Task to complete: Reproduce the records that follow in full, excluding any picture they contain.
>>>
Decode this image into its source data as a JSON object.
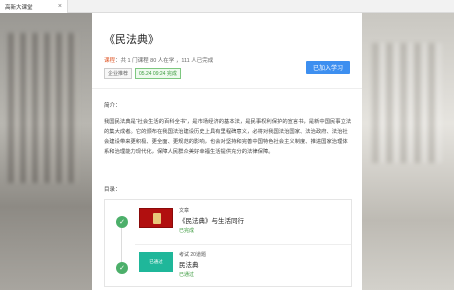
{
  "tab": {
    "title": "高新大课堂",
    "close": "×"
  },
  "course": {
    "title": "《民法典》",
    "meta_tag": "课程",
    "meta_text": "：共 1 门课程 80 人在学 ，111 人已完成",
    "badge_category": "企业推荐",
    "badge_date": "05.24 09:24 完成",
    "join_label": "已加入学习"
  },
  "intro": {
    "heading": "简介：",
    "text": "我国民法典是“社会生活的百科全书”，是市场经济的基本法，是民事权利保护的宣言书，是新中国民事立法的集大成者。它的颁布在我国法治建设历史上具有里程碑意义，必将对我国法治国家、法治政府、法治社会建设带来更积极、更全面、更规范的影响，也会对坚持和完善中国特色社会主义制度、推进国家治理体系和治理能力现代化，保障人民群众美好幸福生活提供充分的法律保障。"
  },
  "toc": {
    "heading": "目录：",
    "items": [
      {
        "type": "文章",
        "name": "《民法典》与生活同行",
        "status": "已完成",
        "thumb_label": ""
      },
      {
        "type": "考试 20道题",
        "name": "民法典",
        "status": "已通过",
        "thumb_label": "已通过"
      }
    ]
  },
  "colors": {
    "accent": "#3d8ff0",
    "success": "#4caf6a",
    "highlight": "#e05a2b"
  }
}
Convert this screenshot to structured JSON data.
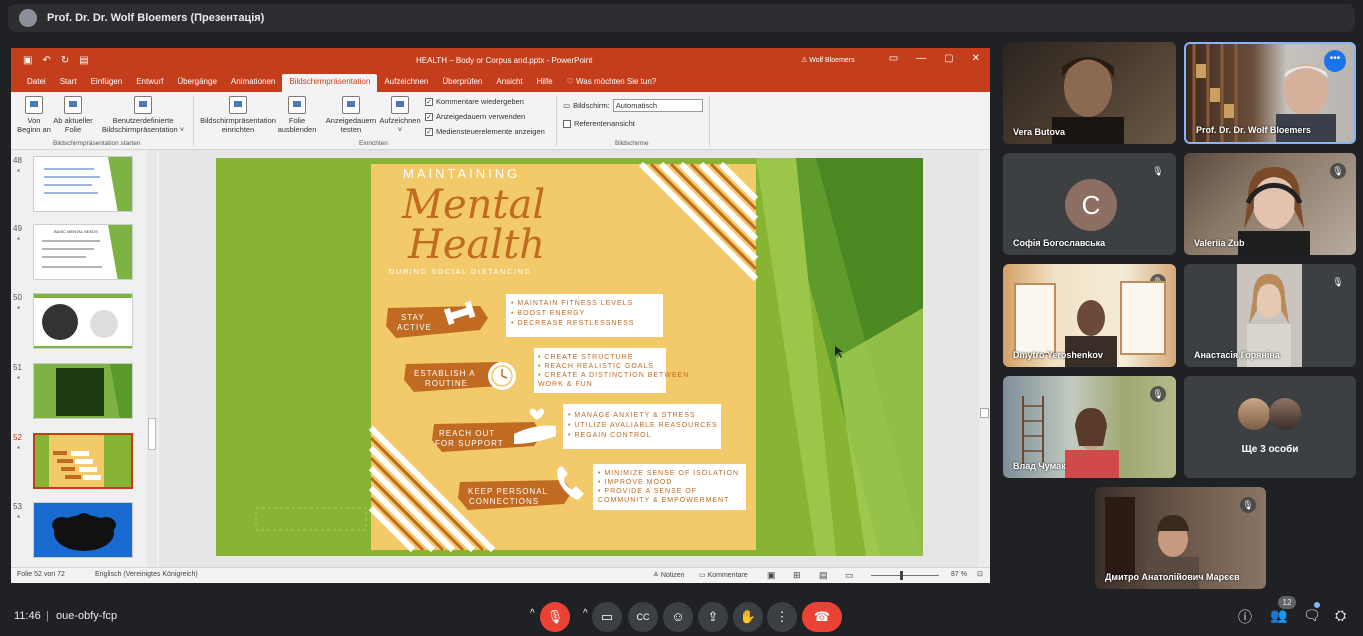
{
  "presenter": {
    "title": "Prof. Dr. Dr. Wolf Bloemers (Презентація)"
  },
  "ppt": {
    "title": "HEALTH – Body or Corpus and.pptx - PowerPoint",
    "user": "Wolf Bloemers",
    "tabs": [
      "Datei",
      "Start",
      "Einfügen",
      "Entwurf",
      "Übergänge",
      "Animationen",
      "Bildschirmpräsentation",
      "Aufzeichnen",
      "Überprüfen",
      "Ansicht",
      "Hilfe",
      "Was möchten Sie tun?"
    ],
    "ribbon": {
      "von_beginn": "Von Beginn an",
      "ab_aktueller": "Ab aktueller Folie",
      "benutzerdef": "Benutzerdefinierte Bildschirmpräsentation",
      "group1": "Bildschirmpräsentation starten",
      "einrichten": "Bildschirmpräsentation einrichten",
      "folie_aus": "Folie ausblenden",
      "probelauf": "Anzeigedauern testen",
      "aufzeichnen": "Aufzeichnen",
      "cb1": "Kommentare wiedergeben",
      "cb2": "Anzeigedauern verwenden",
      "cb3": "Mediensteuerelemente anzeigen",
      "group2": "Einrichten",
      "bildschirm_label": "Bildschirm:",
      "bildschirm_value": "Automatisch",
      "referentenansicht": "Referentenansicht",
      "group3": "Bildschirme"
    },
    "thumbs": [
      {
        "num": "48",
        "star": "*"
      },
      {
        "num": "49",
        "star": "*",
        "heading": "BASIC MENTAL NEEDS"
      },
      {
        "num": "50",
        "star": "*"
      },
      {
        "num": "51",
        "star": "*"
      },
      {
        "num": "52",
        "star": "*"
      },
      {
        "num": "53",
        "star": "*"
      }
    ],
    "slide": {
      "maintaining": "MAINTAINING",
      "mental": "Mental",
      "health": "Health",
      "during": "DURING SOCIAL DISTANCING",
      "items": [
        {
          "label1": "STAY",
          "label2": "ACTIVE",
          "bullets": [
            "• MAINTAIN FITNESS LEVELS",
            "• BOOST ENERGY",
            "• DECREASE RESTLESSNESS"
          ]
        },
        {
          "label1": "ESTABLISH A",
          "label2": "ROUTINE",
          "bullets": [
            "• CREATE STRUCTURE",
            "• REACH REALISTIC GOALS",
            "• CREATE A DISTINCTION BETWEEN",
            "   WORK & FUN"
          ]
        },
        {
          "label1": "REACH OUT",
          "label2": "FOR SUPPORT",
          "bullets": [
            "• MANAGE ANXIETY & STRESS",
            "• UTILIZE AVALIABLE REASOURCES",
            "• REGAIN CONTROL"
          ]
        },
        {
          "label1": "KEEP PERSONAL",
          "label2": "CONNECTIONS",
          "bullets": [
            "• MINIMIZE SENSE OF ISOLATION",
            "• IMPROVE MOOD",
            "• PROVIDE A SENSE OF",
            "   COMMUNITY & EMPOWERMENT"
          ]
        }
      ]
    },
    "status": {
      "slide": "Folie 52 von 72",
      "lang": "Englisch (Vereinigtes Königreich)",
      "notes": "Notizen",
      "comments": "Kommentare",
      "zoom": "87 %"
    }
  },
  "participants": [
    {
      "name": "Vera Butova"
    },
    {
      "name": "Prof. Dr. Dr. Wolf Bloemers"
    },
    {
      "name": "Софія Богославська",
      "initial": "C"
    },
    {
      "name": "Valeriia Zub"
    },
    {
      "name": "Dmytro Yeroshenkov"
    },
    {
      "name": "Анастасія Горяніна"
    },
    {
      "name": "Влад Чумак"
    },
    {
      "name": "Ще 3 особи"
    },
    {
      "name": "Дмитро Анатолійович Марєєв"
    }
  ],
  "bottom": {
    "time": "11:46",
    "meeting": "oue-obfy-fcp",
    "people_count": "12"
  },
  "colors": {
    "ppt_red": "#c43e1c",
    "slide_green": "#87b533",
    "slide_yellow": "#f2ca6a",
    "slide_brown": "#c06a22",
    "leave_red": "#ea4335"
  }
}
<<<
Final result:
Decode this image into its source data as a JSON object.
{
  "tab": {
    "title": "高新大课堂",
    "close": "×"
  },
  "course": {
    "title": "《民法典》",
    "meta_tag": "课程",
    "meta_text": "：共 1 门课程 80 人在学 ，111 人已完成",
    "badge_category": "企业推荐",
    "badge_date": "05.24 09:24 完成",
    "join_label": "已加入学习"
  },
  "intro": {
    "heading": "简介：",
    "text": "我国民法典是“社会生活的百科全书”，是市场经济的基本法，是民事权利保护的宣言书，是新中国民事立法的集大成者。它的颁布在我国法治建设历史上具有里程碑意义，必将对我国法治国家、法治政府、法治社会建设带来更积极、更全面、更规范的影响，也会对坚持和完善中国特色社会主义制度、推进国家治理体系和治理能力现代化，保障人民群众美好幸福生活提供充分的法律保障。"
  },
  "toc": {
    "heading": "目录：",
    "items": [
      {
        "type": "文章",
        "name": "《民法典》与生活同行",
        "status": "已完成",
        "thumb_label": ""
      },
      {
        "type": "考试 20道题",
        "name": "民法典",
        "status": "已通过",
        "thumb_label": "已通过"
      }
    ]
  },
  "colors": {
    "accent": "#3d8ff0",
    "success": "#4caf6a",
    "highlight": "#e05a2b"
  }
}
Convert this screenshot to structured JSON data.
{
  "presenter": {
    "title": "Prof. Dr. Dr. Wolf Bloemers (Презентація)"
  },
  "ppt": {
    "title": "HEALTH – Body or Corpus and.pptx - PowerPoint",
    "user": "Wolf Bloemers",
    "tabs": [
      "Datei",
      "Start",
      "Einfügen",
      "Entwurf",
      "Übergänge",
      "Animationen",
      "Bildschirmpräsentation",
      "Aufzeichnen",
      "Überprüfen",
      "Ansicht",
      "Hilfe",
      "Was möchten Sie tun?"
    ],
    "ribbon": {
      "von_beginn": "Von Beginn an",
      "ab_aktueller": "Ab aktueller Folie",
      "benutzerdef": "Benutzerdefinierte Bildschirmpräsentation",
      "group1": "Bildschirmpräsentation starten",
      "einrichten": "Bildschirmpräsentation einrichten",
      "folie_aus": "Folie ausblenden",
      "probelauf": "Anzeigedauern testen",
      "aufzeichnen": "Aufzeichnen",
      "cb1": "Kommentare wiedergeben",
      "cb2": "Anzeigedauern verwenden",
      "cb3": "Mediensteuerelemente anzeigen",
      "group2": "Einrichten",
      "bildschirm_label": "Bildschirm:",
      "bildschirm_value": "Automatisch",
      "referentenansicht": "Referentenansicht",
      "group3": "Bildschirme"
    },
    "thumbs": [
      {
        "num": "48",
        "star": "*"
      },
      {
        "num": "49",
        "star": "*",
        "heading": "BASIC MENTAL NEEDS"
      },
      {
        "num": "50",
        "star": "*"
      },
      {
        "num": "51",
        "star": "*"
      },
      {
        "num": "52",
        "star": "*"
      },
      {
        "num": "53",
        "star": "*"
      }
    ],
    "slide": {
      "maintaining": "MAINTAINING",
      "mental": "Mental",
      "health": "Health",
      "during": "DURING SOCIAL DISTANCING",
      "items": [
        {
          "label1": "STAY",
          "label2": "ACTIVE",
          "bullets": [
            "• MAINTAIN FITNESS LEVELS",
            "• BOOST ENERGY",
            "• DECREASE RESTLESSNESS"
          ]
        },
        {
          "label1": "ESTABLISH A",
          "label2": "ROUTINE",
          "bullets": [
            "• CREATE STRUCTURE",
            "• REACH REALISTIC GOALS",
            "• CREATE A DISTINCTION BETWEEN",
            "   WORK & FUN"
          ]
        },
        {
          "label1": "REACH OUT",
          "label2": "FOR SUPPORT",
          "bullets": [
            "• MANAGE ANXIETY & STRESS",
            "• UTILIZE AVALIABLE REASOURCES",
            "• REGAIN CONTROL"
          ]
        },
        {
          "label1": "KEEP PERSONAL",
          "label2": "CONNECTIONS",
          "bullets": [
            "• MINIMIZE SENSE OF ISOLATION",
            "• IMPROVE MOOD",
            "• PROVIDE A SENSE OF",
            "   COMMUNITY & EMPOWERMENT"
          ]
        }
      ]
    },
    "status": {
      "slide": "Folie 52 von 72",
      "lang": "Englisch (Vereinigtes Königreich)",
      "notes": "Notizen",
      "comments": "Kommentare",
      "zoom": "87 %"
    }
  },
  "participants": [
    {
      "name": "Vera Butova"
    },
    {
      "name": "Prof. Dr. Dr. Wolf Bloemers"
    },
    {
      "name": "Софія Богославська",
      "initial": "C"
    },
    {
      "name": "Valeriia Zub"
    },
    {
      "name": "Dmytro Yeroshenkov"
    },
    {
      "name": "Анастасія Горяніна"
    },
    {
      "name": "Влад Чумак"
    },
    {
      "name": "Ще 3 особи"
    },
    {
      "name": "Дмитро Анатолійович Марєєв"
    }
  ],
  "bottom": {
    "time": "11:46",
    "meeting": "oue-obfy-fcp",
    "people_count": "12"
  },
  "colors": {
    "ppt_red": "#c43e1c",
    "slide_green": "#87b533",
    "slide_yellow": "#f2ca6a",
    "slide_brown": "#c06a22",
    "leave_red": "#ea4335"
  }
}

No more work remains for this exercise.